[Start]

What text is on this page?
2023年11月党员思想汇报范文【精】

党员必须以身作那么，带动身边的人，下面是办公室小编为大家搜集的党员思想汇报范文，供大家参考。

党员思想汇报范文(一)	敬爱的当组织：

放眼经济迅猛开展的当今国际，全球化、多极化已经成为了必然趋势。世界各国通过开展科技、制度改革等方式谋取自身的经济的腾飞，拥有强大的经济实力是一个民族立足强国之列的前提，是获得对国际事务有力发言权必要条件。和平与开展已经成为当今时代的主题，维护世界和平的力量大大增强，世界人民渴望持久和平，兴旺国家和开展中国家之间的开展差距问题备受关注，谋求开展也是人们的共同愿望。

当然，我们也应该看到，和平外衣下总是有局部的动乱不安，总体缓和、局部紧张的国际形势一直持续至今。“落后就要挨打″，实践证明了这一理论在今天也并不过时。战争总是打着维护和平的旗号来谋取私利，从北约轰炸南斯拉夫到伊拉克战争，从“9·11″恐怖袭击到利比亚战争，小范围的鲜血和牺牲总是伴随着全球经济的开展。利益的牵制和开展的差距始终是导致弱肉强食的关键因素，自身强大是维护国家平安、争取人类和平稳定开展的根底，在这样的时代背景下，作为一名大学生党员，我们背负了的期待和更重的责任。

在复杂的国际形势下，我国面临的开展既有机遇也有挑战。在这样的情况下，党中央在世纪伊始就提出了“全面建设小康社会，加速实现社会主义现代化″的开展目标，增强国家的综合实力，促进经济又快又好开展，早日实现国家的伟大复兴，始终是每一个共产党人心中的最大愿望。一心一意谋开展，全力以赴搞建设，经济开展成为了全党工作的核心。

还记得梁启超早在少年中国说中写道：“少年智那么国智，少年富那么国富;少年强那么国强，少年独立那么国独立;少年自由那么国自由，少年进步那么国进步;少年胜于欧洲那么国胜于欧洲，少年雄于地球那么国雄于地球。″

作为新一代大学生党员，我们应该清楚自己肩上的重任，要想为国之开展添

[End]

* [What you are asked to do] Retype every record above exactly as it appears.

* [Task solution]
What text is on this page?
2023年11月党员思想汇报范文【精】

党员必须以身作那么，带动身边的人，下面是办公室小编为大家搜集的党员思想汇报范文，供大家参考。

党员思想汇报范文(一)	敬爱的当组织：

放眼经济迅猛开展的当今国际，全球化、多极化已经成为了必然趋势。世界各国通过开展科技、制度改革等方式谋取自身的经济的腾飞，拥有强大的经济实力是一个民族立足强国之列的前提，是获得对国际事务有力发言权必要条件。和平与开展已经成为当今时代的主题，维护世界和平的力量大大增强，世界人民渴望持久和平，兴旺国家和开展中国家之间的开展差距问题备受关注，谋求开展也是人们的共同愿望。

当然，我们也应该看到，和平外衣下总是有局部的动乱不安，总体缓和、局部紧张的国际形势一直持续至今。“落后就要挨打″，实践证明了这一理论在今天也并不过时。战争总是打着维护和平的旗号来谋取私利，从北约轰炸南斯拉夫到伊拉克战争，从“9·11″恐怖袭击到利比亚战争，小范围的鲜血和牺牲总是伴随着全球经济的开展。利益的牵制和开展的差距始终是导致弱肉强食的关键因素，自身强大是维护国家平安、争取人类和平稳定开展的根底，在这样的时代背景下，作为一名大学生党员，我们背负了的期待和更重的责任。

在复杂的国际形势下，我国面临的开展既有机遇也有挑战。在这样的情况下，党中央在世纪伊始就提出了“全面建设小康社会，加速实现社会主义现代化″的开展目标，增强国家的综合实力，促进经济又快又好开展，早日实现国家的伟大复兴，始终是每一个共产党人心中的最大愿望。一心一意谋开展，全力以赴搞建设，经济开展成为了全党工作的核心。

还记得梁启超早在少年中国说中写道：“少年智那么国智，少年富那么国富;少年强那么国强，少年独立那么国独立;少年自由那么国自由，少年进步那么国进步;少年胜于欧洲那么国胜于欧洲，少年雄于地球那么国雄于地球。″

作为新一代大学生党员，我们应该清楚自己肩上的重任，要想为国之开展添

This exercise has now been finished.